Entries provided.

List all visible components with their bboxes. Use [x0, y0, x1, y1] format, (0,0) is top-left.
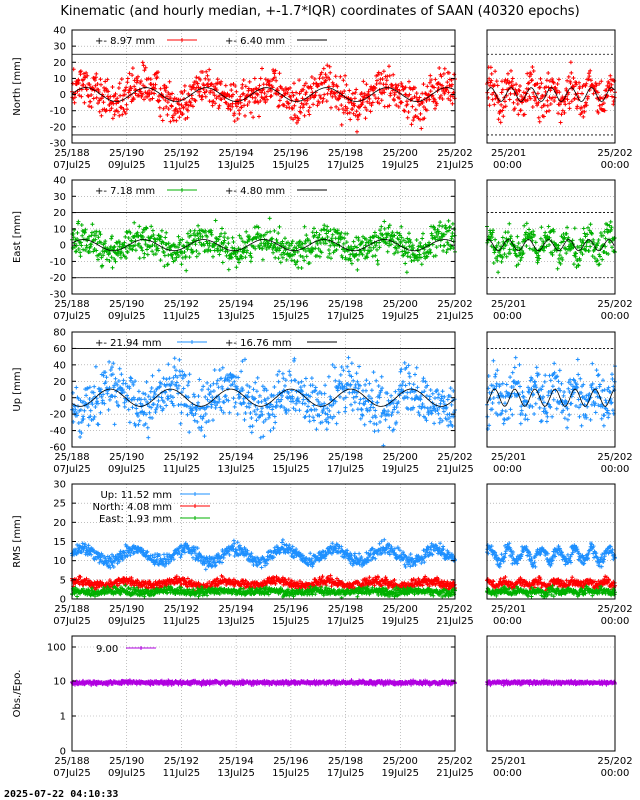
- zoom-x-tick-label: 25/201: [491, 299, 527, 310]
- timestamp: 2025-07-22 04:10:33: [4, 789, 119, 800]
- series-points-rms-0: [70, 538, 457, 572]
- legend-marker: [193, 492, 197, 496]
- legend-marker: [139, 646, 143, 650]
- x-tick-date: 13Jul25: [217, 311, 255, 322]
- x-tick-label: 25/190: [109, 756, 145, 767]
- legend-entry: 9.00: [96, 644, 119, 655]
- x-tick-label: 25/192: [163, 148, 200, 159]
- zoom-x-tick-label: 25/201: [491, 452, 527, 463]
- x-tick-label: 25/200: [382, 604, 418, 615]
- x-tick-label: 25/200: [382, 452, 418, 463]
- x-tick-date: 19Jul25: [381, 311, 420, 322]
- zoom-x-tick-label: 25/201: [491, 604, 527, 615]
- series-points-obs: [485, 679, 617, 688]
- zoom-x-tick-time: 00:00: [600, 464, 630, 475]
- zoom-x-tick-time: 00:00: [600, 768, 630, 779]
- y-tick-label: -20: [49, 122, 66, 134]
- zoom-x-tick-label: 25/202: [597, 148, 633, 159]
- x-tick-label: 25/200: [382, 756, 418, 767]
- x-tick-label: 25/202: [437, 604, 473, 615]
- x-tick-label: 25/192: [163, 604, 200, 615]
- y-axis-label: Obs./Epo.: [12, 669, 23, 718]
- y-tick-label: 20: [53, 376, 66, 388]
- x-tick-date: 19Jul25: [381, 160, 420, 171]
- x-tick-date: 15Jul25: [272, 464, 310, 475]
- series-points-east: [485, 220, 617, 274]
- legend-entry: +- 6.40 mm: [225, 36, 286, 47]
- y-tick-label: 20: [53, 208, 66, 220]
- x-tick-date: 17Jul25: [326, 464, 365, 475]
- x-tick-date: 21Jul25: [436, 464, 474, 475]
- zoom-x-tick-label: 25/202: [597, 756, 633, 767]
- zoom-x-tick-time: 00:00: [600, 160, 630, 171]
- x-tick-date: 13Jul25: [217, 616, 255, 627]
- series-points-up: [485, 356, 617, 431]
- x-tick-date: 21Jul25: [436, 160, 474, 171]
- x-tick-label: 25/198: [327, 299, 364, 310]
- legend-entry: East: 1.93 mm: [98, 514, 172, 525]
- x-tick-date: 17Jul25: [326, 160, 365, 171]
- legend-obs: [96, 644, 156, 655]
- x-tick-date: 21Jul25: [436, 311, 474, 322]
- x-tick-label: 25/192: [163, 299, 200, 310]
- x-tick-date: 11Jul25: [162, 768, 201, 779]
- y-tick-label: 5: [59, 575, 66, 587]
- zoom-x-tick-time: 00:00: [493, 616, 522, 627]
- x-tick-label: 25/202: [437, 148, 473, 159]
- zoom-x-tick-label: 25/201: [491, 148, 527, 159]
- y-tick-label: -20: [49, 409, 66, 421]
- x-tick-date: 19Jul25: [381, 464, 420, 475]
- panel-east: [12, 176, 633, 323]
- x-tick-label: 25/188: [54, 604, 90, 615]
- legend-entry: +- 4.80 mm: [225, 186, 286, 197]
- x-tick-date: 15Jul25: [272, 768, 310, 779]
- chart-title: Kinematic (and hourly median, +-1.7*IQR) coordinates of SAAN (40320 epochs): [60, 4, 580, 19]
- x-tick-date: 15Jul25: [272, 311, 310, 322]
- y-tick-label: -40: [49, 426, 66, 438]
- y-tick-label: 30: [53, 41, 66, 53]
- legend-marker: [193, 516, 197, 520]
- legend-east: [95, 186, 327, 197]
- y-tick-label: -30: [49, 138, 66, 150]
- y-tick-label: -10: [49, 106, 66, 118]
- x-tick-label: 25/190: [109, 148, 145, 159]
- x-tick-label: 25/198: [327, 148, 364, 159]
- zoom-x-tick-time: 00:00: [600, 311, 630, 322]
- x-tick-date: 15Jul25: [272, 616, 310, 627]
- y-tick-label: 60: [53, 343, 66, 355]
- x-tick-label: 25/200: [382, 148, 418, 159]
- x-tick-date: 17Jul25: [326, 768, 365, 779]
- zoom-x-tick-label: 25/202: [597, 604, 633, 615]
- x-tick-date: 21Jul25: [436, 768, 474, 779]
- x-tick-label: 25/190: [109, 452, 145, 463]
- x-tick-date: 17Jul25: [326, 311, 365, 322]
- x-tick-label: 25/198: [327, 604, 364, 615]
- x-tick-date: 07Jul25: [53, 160, 91, 171]
- legend-entry: +- 16.76 mm: [225, 338, 292, 349]
- y-tick-label: 10: [53, 676, 66, 688]
- x-tick-label: 25/202: [437, 756, 473, 767]
- zoom-x-tick-label: 25/202: [597, 452, 633, 463]
- x-tick-label: 25/190: [109, 299, 145, 310]
- x-tick-label: 25/202: [437, 452, 473, 463]
- x-tick-label: 25/194: [218, 756, 254, 767]
- x-tick-label: 25/200: [382, 299, 418, 310]
- x-tick-date: 19Jul25: [381, 768, 420, 779]
- y-tick-label: 40: [53, 360, 66, 372]
- legend-up: [95, 338, 337, 349]
- zoom-x-tick-time: 00:00: [493, 311, 522, 322]
- x-tick-label: 25/194: [218, 148, 254, 159]
- legend-entry: +- 21.94 mm: [95, 338, 162, 349]
- y-tick-label: 40: [53, 175, 66, 187]
- y-tick-label: 30: [53, 191, 66, 203]
- x-tick-label: 25/194: [218, 452, 254, 463]
- y-tick-label: 20: [53, 57, 66, 69]
- legend-rms: [93, 490, 210, 525]
- y-axis-label: East [mm]: [12, 210, 23, 264]
- y-tick-label: 15: [53, 537, 66, 548]
- zoom-x-tick-label: 25/201: [491, 756, 527, 767]
- x-tick-label: 25/196: [273, 756, 309, 767]
- x-tick-date: 19Jul25: [381, 616, 420, 627]
- y-tick-label: 0: [59, 594, 66, 606]
- y-tick-label: 30: [53, 479, 66, 491]
- x-tick-date: 17Jul25: [326, 616, 365, 627]
- y-tick-label: 40: [53, 25, 66, 37]
- legend-marker: [193, 504, 197, 508]
- x-tick-date: 09Jul25: [107, 464, 146, 475]
- y-axis-label: RMS [mm]: [12, 515, 23, 568]
- y-tick-label: 100: [46, 642, 66, 654]
- x-tick-label: 25/194: [218, 299, 254, 310]
- y-tick-label: 10: [53, 73, 66, 85]
- plot-frame: [72, 636, 455, 751]
- x-tick-label: 25/192: [163, 452, 200, 463]
- series-points-rms-0: [485, 541, 617, 569]
- y-tick-label: 0: [59, 90, 66, 102]
- zoom-x-tick-time: 00:00: [493, 464, 522, 475]
- panel-rms: [12, 480, 633, 628]
- y-axis-label: North [mm]: [12, 57, 23, 116]
- y-tick-label: 10: [53, 556, 66, 568]
- legend-marker: [180, 188, 184, 192]
- y-tick-label: 0: [59, 746, 66, 758]
- x-tick-label: 25/202: [437, 299, 473, 310]
- x-tick-label: 25/188: [54, 148, 90, 159]
- x-tick-date: 13Jul25: [217, 768, 255, 779]
- x-tick-label: 25/196: [273, 604, 309, 615]
- x-tick-label: 25/196: [273, 452, 309, 463]
- y-tick-label: 0: [59, 240, 66, 252]
- zoom-x-tick-time: 00:00: [493, 160, 522, 171]
- x-tick-date: 15Jul25: [272, 160, 310, 171]
- x-tick-date: 07Jul25: [53, 464, 91, 475]
- plot-frame: [487, 636, 615, 751]
- y-tick-label: 20: [53, 517, 66, 529]
- x-tick-date: 07Jul25: [53, 311, 91, 322]
- x-tick-label: 25/196: [273, 299, 309, 310]
- legend-north: [95, 36, 327, 47]
- x-tick-date: 09Jul25: [107, 768, 146, 779]
- y-tick-label: 80: [53, 327, 66, 339]
- y-tick-label: -60: [49, 442, 66, 454]
- x-tick-label: 25/188: [54, 299, 90, 310]
- zoom-x-tick-time: 00:00: [493, 768, 522, 779]
- x-tick-date: 11Jul25: [162, 160, 201, 171]
- legend-entry: Up: 11.52 mm: [100, 490, 172, 501]
- y-tick-label: 0: [59, 393, 66, 405]
- y-axis-label: Up [mm]: [12, 367, 23, 412]
- panel-north: [12, 26, 633, 172]
- panel-up: [12, 328, 633, 476]
- series-points-north: [485, 60, 617, 124]
- x-tick-date: 09Jul25: [107, 160, 146, 171]
- x-tick-label: 25/194: [218, 604, 254, 615]
- x-tick-date: 13Jul25: [217, 160, 255, 171]
- x-tick-date: 11Jul25: [162, 464, 201, 475]
- x-tick-date: 11Jul25: [162, 616, 201, 627]
- legend-entry: North: 4.08 mm: [92, 502, 172, 513]
- zoom-x-tick-label: 25/202: [597, 299, 633, 310]
- legend-marker: [180, 38, 184, 42]
- series-points-obs: [70, 678, 457, 687]
- panel-obs: [12, 636, 633, 779]
- x-tick-date: 13Jul25: [217, 464, 255, 475]
- x-tick-label: 25/188: [54, 452, 90, 463]
- zoom-x-tick-time: 00:00: [600, 616, 630, 627]
- y-tick-label: 10: [53, 224, 66, 236]
- x-tick-label: 25/190: [109, 604, 145, 615]
- x-tick-label: 25/188: [54, 756, 90, 767]
- legend-entry: +- 8.97 mm: [95, 36, 156, 47]
- legend-entry: +- 7.18 mm: [95, 186, 156, 197]
- y-tick-label: 25: [53, 498, 66, 510]
- x-tick-label: 25/198: [327, 756, 364, 767]
- y-tick-label: 1: [59, 711, 66, 723]
- y-tick-label: -30: [49, 289, 66, 301]
- x-tick-date: 11Jul25: [162, 311, 201, 322]
- y-tick-label: -20: [49, 273, 66, 285]
- x-tick-date: 07Jul25: [53, 616, 91, 627]
- legend-marker: [190, 340, 194, 344]
- x-tick-date: 09Jul25: [107, 616, 146, 627]
- x-tick-label: 25/198: [327, 452, 364, 463]
- x-tick-date: 07Jul25: [53, 768, 91, 779]
- x-tick-date: 09Jul25: [107, 311, 146, 322]
- series-points-up: [70, 356, 457, 448]
- y-tick-label: -10: [49, 256, 66, 268]
- x-tick-date: 21Jul25: [436, 616, 474, 627]
- x-tick-label: 25/192: [163, 756, 200, 767]
- x-tick-label: 25/196: [273, 148, 309, 159]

Work instructions. Rewrite the lines from the line with "- zoom-x-tick-label: 25/201: [491, 299, 527, 310]" to the line with "- series-points-obs: [485, 679, 617, 688]", replacing "legend-marker" with "legend-swatch" and keeping everything else the same.

The result.
- zoom-x-tick-label: 25/201: [491, 299, 527, 310]
- timestamp: 2025-07-22 04:10:33: [4, 789, 119, 800]
- series-points-rms-0: [70, 538, 457, 572]
- legend-swatch: [193, 492, 197, 496]
- legend-swatch: [139, 646, 143, 650]
- x-tick-date: 13Jul25: [217, 311, 255, 322]
- x-tick-label: 25/190: [109, 756, 145, 767]
- legend-entry: 9.00: [96, 644, 119, 655]
- x-tick-label: 25/192: [163, 148, 200, 159]
- zoom-x-tick-label: 25/201: [491, 452, 527, 463]
- x-tick-label: 25/200: [382, 604, 418, 615]
- x-tick-label: 25/200: [382, 452, 418, 463]
- x-tick-date: 19Jul25: [381, 311, 420, 322]
- zoom-x-tick-label: 25/201: [491, 604, 527, 615]
- series-points-obs: [485, 679, 617, 688]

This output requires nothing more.